──────── MATERIAL SUPPLIED

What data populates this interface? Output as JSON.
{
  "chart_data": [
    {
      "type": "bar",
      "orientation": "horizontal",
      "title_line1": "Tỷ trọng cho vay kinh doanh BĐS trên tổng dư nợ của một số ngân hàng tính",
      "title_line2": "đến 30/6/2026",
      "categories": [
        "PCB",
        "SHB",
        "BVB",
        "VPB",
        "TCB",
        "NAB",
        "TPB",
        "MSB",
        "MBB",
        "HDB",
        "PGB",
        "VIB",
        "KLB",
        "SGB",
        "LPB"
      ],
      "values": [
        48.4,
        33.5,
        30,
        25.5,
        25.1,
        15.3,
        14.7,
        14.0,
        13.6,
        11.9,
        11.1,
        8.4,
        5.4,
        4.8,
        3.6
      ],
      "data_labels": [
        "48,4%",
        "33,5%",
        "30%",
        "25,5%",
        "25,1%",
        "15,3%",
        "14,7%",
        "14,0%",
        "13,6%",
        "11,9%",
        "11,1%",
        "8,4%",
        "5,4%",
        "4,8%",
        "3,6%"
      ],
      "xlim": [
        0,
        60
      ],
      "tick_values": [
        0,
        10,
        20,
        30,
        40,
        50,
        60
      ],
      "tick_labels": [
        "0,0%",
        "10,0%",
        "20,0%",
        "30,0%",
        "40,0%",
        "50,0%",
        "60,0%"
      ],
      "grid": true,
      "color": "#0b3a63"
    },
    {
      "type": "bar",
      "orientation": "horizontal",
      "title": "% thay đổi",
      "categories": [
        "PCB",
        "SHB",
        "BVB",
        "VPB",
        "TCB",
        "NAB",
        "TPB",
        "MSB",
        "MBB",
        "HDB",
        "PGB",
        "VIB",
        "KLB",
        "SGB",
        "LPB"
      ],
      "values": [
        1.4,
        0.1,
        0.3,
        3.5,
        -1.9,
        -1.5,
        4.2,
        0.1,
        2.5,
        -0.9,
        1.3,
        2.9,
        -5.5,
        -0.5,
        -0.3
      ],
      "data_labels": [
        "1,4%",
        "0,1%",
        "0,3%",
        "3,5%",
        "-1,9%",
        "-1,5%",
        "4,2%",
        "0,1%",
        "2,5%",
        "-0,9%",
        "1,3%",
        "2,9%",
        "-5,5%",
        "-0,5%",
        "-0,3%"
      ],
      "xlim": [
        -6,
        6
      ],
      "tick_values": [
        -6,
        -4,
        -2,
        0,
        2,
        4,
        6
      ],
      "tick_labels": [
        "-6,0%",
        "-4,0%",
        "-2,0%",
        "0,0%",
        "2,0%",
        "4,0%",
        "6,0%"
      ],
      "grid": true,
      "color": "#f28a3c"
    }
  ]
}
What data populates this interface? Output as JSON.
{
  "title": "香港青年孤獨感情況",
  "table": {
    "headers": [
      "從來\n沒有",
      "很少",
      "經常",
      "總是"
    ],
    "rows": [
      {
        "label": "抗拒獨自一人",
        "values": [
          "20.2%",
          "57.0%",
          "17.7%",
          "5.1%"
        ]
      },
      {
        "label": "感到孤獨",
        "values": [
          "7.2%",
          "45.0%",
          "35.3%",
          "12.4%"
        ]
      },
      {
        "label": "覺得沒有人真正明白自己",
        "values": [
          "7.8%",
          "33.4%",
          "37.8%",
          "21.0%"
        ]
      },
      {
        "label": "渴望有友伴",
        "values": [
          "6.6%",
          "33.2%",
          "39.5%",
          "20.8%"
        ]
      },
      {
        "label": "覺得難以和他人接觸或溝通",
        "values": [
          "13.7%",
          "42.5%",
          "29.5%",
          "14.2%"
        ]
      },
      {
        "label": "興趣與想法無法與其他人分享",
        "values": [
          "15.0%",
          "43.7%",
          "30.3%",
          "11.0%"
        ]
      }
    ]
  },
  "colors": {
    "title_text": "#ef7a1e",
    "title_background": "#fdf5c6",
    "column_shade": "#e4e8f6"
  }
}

────────────────

Take the records above and return them exactly as written.

What data populates this interface? Output as JSON.
{
  "chart_data": [
    {
      "type": "bar",
      "orientation": "horizontal",
      "title_line1": "Tỷ trọng cho vay kinh doanh BĐS trên tổng dư nợ của một số ngân hàng tính",
      "title_line2": "đến 30/6/2026",
      "categories": [
        "PCB",
        "SHB",
        "BVB",
        "VPB",
        "TCB",
        "NAB",
        "TPB",
        "MSB",
        "MBB",
        "HDB",
        "PGB",
        "VIB",
        "KLB",
        "SGB",
        "LPB"
      ],
      "values": [
        48.4,
        33.5,
        30,
        25.5,
        25.1,
        15.3,
        14.7,
        14.0,
        13.6,
        11.9,
        11.1,
        8.4,
        5.4,
        4.8,
        3.6
      ],
      "data_labels": [
        "48,4%",
        "33,5%",
        "30%",
        "25,5%",
        "25,1%",
        "15,3%",
        "14,7%",
        "14,0%",
        "13,6%",
        "11,9%",
        "11,1%",
        "8,4%",
        "5,4%",
        "4,8%",
        "3,6%"
      ],
      "xlim": [
        0,
        60
      ],
      "tick_values": [
        0,
        10,
        20,
        30,
        40,
        50,
        60
      ],
      "tick_labels": [
        "0,0%",
        "10,0%",
        "20,0%",
        "30,0%",
        "40,0%",
        "50,0%",
        "60,0%"
      ],
      "grid": true,
      "color": "#0b3a63"
    },
    {
      "type": "bar",
      "orientation": "horizontal",
      "title": "% thay đổi",
      "categories": [
        "PCB",
        "SHB",
        "BVB",
        "VPB",
        "TCB",
        "NAB",
        "TPB",
        "MSB",
        "MBB",
        "HDB",
        "PGB",
        "VIB",
        "KLB",
        "SGB",
        "LPB"
      ],
      "values": [
        1.4,
        0.1,
        0.3,
        3.5,
        -1.9,
        -1.5,
        4.2,
        0.1,
        2.5,
        -0.9,
        1.3,
        2.9,
        -5.5,
        -0.5,
        -0.3
      ],
      "data_labels": [
        "1,4%",
        "0,1%",
        "0,3%",
        "3,5%",
        "-1,9%",
        "-1,5%",
        "4,2%",
        "0,1%",
        "2,5%",
        "-0,9%",
        "1,3%",
        "2,9%",
        "-5,5%",
        "-0,5%",
        "-0,3%"
      ],
      "xlim": [
        -6,
        6
      ],
      "tick_values": [
        -6,
        -4,
        -2,
        0,
        2,
        4,
        6
      ],
      "tick_labels": [
        "-6,0%",
        "-4,0%",
        "-2,0%",
        "0,0%",
        "2,0%",
        "4,0%",
        "6,0%"
      ],
      "grid": true,
      "color": "#f28a3c"
    }
  ]
}
What data populates this interface? Output as JSON.
{
  "title": "香港青年孤獨感情況",
  "table": {
    "headers": [
      "從來\n沒有",
      "很少",
      "經常",
      "總是"
    ],
    "rows": [
      {
        "label": "抗拒獨自一人",
        "values": [
          "20.2%",
          "57.0%",
          "17.7%",
          "5.1%"
        ]
      },
      {
        "label": "感到孤獨",
        "values": [
          "7.2%",
          "45.0%",
          "35.3%",
          "12.4%"
        ]
      },
      {
        "label": "覺得沒有人真正明白自己",
        "values": [
          "7.8%",
          "33.4%",
          "37.8%",
          "21.0%"
        ]
      },
      {
        "label": "渴望有友伴",
        "values": [
          "6.6%",
          "33.2%",
          "39.5%",
          "20.8%"
        ]
      },
      {
        "label": "覺得難以和他人接觸或溝通",
        "values": [
          "13.7%",
          "42.5%",
          "29.5%",
          "14.2%"
        ]
      },
      {
        "label": "興趣與想法無法與其他人分享",
        "values": [
          "15.0%",
          "43.7%",
          "30.3%",
          "11.0%"
        ]
      }
    ]
  },
  "colors": {
    "title_text": "#ef7a1e",
    "title_background": "#fdf5c6",
    "column_shade": "#e4e8f6"
  }
}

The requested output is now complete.